» **Your instructions**: Reproduce the records verbatim, from their first line through the line that contains "y-tick-label: 20,000 [6,272,48,286]", including both of those lines.

» **Available records**:
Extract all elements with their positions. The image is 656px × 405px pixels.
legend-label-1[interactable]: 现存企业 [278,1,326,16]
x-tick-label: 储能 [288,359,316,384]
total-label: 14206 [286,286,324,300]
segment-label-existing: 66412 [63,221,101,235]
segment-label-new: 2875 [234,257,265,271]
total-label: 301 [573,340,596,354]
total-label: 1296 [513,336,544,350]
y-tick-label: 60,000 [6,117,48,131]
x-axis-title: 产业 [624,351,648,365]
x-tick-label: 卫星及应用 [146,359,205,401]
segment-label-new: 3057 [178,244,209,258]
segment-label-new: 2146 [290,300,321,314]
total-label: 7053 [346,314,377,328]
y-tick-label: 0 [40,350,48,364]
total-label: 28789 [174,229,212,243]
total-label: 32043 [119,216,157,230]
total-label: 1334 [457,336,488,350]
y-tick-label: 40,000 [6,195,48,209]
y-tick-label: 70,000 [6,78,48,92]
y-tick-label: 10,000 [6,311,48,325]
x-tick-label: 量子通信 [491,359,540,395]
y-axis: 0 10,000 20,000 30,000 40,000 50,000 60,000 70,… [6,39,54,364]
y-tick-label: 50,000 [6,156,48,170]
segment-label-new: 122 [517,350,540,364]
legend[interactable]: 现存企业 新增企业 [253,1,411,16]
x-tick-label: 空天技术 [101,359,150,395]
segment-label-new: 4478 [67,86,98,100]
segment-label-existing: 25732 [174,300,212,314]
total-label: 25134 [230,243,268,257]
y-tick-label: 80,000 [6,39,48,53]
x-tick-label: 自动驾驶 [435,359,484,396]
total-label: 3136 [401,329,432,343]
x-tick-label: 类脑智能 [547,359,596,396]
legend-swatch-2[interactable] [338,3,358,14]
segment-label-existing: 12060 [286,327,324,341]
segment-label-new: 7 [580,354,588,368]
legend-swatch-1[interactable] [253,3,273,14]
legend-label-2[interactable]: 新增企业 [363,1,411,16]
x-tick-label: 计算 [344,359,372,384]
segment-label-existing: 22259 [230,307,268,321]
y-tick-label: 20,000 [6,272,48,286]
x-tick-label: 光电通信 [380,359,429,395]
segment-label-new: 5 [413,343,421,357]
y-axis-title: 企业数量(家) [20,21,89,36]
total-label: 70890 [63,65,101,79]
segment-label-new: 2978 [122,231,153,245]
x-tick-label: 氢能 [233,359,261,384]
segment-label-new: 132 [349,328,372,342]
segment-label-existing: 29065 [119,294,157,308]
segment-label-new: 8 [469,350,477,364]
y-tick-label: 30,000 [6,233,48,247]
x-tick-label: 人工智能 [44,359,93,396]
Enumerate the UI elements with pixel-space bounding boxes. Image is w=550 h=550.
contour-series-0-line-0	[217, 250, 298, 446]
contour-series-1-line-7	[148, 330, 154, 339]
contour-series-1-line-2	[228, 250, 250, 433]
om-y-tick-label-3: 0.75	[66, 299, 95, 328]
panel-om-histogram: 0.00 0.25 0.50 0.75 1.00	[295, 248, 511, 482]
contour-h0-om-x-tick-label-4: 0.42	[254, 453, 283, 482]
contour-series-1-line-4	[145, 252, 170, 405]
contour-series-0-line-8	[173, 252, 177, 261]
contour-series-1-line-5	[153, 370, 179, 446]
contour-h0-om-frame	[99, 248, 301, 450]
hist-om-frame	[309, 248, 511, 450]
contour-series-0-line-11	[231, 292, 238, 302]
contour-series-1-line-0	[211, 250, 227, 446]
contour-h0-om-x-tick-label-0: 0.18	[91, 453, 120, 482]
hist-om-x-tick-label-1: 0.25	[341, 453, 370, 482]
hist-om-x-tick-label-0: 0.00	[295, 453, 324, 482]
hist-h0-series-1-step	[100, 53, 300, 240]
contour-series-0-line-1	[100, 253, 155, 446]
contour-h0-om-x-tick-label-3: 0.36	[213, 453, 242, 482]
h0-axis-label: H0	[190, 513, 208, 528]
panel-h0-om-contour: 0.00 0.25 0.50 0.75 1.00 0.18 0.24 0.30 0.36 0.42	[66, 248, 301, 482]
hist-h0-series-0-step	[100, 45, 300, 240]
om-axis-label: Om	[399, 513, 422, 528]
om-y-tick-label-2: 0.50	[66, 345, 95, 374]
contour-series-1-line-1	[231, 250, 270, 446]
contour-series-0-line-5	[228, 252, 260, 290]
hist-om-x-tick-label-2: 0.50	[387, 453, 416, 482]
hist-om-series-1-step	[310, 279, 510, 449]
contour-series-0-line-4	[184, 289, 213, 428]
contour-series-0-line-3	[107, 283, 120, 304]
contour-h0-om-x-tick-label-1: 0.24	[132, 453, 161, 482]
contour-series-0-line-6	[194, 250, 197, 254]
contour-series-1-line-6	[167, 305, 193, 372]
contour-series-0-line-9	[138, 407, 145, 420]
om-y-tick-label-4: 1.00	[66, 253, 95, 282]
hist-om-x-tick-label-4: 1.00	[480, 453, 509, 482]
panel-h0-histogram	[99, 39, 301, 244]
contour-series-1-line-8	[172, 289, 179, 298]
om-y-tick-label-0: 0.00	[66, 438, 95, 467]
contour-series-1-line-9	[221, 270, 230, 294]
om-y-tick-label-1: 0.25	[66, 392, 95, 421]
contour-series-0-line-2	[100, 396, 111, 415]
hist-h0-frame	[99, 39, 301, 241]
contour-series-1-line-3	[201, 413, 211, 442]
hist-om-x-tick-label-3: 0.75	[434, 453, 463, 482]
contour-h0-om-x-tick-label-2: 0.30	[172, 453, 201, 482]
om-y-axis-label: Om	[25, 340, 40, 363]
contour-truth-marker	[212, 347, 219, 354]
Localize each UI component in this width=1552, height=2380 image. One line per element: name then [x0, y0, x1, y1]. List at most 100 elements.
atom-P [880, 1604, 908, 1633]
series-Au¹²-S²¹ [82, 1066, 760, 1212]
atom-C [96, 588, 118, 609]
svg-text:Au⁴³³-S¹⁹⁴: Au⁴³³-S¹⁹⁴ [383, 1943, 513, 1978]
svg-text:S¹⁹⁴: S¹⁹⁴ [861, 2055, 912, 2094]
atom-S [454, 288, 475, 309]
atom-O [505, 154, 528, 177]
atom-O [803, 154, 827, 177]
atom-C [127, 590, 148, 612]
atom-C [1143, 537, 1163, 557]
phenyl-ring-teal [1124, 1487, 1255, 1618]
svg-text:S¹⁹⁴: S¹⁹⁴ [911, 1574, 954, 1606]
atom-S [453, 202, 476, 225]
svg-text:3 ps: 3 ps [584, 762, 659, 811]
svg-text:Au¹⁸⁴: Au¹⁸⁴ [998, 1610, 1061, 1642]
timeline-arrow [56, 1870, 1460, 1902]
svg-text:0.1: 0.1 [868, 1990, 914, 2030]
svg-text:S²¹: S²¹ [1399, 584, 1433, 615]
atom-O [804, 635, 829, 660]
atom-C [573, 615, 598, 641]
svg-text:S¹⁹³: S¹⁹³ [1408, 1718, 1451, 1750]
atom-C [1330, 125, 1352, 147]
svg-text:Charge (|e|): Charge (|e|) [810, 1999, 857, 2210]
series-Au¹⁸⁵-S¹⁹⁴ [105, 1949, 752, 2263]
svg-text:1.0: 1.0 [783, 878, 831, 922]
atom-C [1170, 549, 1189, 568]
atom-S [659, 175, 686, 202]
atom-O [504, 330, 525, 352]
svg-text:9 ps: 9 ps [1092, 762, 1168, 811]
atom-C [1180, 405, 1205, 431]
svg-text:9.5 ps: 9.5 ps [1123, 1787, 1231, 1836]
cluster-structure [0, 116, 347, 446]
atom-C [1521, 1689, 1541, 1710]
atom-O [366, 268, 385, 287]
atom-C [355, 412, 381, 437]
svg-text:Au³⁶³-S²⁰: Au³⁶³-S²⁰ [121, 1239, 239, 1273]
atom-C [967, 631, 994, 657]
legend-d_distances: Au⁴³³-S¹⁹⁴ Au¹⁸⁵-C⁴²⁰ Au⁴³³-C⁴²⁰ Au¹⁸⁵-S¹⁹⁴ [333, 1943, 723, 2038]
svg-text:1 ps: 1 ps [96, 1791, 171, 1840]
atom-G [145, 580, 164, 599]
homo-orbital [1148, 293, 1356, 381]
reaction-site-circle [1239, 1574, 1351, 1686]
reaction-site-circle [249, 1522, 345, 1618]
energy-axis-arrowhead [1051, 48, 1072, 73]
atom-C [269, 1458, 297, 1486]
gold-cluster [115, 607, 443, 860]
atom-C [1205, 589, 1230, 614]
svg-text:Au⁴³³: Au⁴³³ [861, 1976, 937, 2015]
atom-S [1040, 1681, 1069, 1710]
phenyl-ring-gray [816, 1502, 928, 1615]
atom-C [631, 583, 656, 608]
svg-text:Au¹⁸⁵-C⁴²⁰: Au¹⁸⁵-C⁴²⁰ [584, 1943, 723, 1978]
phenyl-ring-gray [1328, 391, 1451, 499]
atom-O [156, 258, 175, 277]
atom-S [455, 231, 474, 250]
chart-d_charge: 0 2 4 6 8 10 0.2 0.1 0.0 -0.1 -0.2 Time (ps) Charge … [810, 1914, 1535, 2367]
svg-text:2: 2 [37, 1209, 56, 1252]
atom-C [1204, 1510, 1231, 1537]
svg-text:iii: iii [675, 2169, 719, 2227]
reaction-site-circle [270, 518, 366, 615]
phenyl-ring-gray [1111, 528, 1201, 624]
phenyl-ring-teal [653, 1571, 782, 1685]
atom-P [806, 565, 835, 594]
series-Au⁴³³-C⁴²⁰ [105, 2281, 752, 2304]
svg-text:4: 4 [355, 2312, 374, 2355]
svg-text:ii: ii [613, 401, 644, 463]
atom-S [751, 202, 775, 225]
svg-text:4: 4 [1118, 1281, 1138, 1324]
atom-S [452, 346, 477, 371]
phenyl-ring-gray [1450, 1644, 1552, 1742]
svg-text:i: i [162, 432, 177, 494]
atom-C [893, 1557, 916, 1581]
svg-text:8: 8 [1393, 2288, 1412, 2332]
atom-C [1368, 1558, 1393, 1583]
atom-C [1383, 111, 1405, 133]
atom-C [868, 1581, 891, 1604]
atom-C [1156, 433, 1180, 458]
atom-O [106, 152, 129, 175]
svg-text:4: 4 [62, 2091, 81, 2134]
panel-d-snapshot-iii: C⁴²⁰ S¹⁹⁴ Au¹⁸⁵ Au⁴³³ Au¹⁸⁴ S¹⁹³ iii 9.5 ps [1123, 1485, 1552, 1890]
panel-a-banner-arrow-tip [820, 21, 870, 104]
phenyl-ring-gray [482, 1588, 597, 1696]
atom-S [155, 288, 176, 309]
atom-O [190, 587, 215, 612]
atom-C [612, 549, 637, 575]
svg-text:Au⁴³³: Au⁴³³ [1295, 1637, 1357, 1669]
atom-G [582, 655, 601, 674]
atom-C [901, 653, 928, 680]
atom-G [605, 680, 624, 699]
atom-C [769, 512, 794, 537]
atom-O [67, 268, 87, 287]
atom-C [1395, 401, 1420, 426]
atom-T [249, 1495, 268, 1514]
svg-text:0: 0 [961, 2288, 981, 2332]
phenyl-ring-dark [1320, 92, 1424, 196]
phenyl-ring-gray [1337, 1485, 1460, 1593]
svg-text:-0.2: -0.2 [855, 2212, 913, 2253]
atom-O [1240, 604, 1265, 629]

» **Solution to the exercise**:
Extract all elements with their positions. The image is 656px × 405px pixels.
legend-label-1[interactable]: 现存企业 [278,1,326,16]
x-tick-label: 储能 [288,359,316,384]
total-label: 14206 [286,286,324,300]
segment-label-existing: 66412 [63,221,101,235]
segment-label-new: 2875 [234,257,265,271]
total-label: 301 [573,340,596,354]
total-label: 1296 [513,336,544,350]
y-tick-label: 60,000 [6,117,48,131]
x-axis-title: 产业 [624,351,648,365]
x-tick-label: 卫星及应用 [146,359,205,401]
segment-label-new: 3057 [178,244,209,258]
segment-label-new: 2146 [290,300,321,314]
total-label: 7053 [346,314,377,328]
y-tick-label: 0 [40,350,48,364]
total-label: 28789 [174,229,212,243]
total-label: 32043 [119,216,157,230]
total-label: 1334 [457,336,488,350]
y-tick-label: 40,000 [6,195,48,209]
y-tick-label: 70,000 [6,78,48,92]
y-tick-label: 10,000 [6,311,48,325]
x-tick-label: 量子通信 [491,359,540,395]
y-axis: 0 10,000 20,000 30,000 40,000 50,000 60,000 70,… [6,39,54,364]
y-tick-label: 50,000 [6,156,48,170]
segment-label-new: 122 [517,350,540,364]
legend[interactable]: 现存企业 新增企业 [253,1,411,16]
x-tick-label: 空天技术 [101,359,150,395]
segment-label-new: 4478 [67,86,98,100]
segment-label-existing: 25732 [174,300,212,314]
total-label: 25134 [230,243,268,257]
y-tick-label: 80,000 [6,39,48,53]
x-tick-label: 自动驾驶 [435,359,484,396]
total-label: 3136 [401,329,432,343]
x-tick-label: 类脑智能 [547,359,596,396]
legend-swatch-2[interactable] [338,3,358,14]
segment-label-existing: 12060 [286,327,324,341]
segment-label-new: 7 [580,354,588,368]
legend-swatch-1[interactable] [253,3,273,14]
legend-label-2[interactable]: 新增企业 [363,1,411,16]
x-tick-label: 计算 [344,359,372,384]
segment-label-existing: 22259 [230,307,268,321]
y-tick-label: 20,000 [6,272,48,286]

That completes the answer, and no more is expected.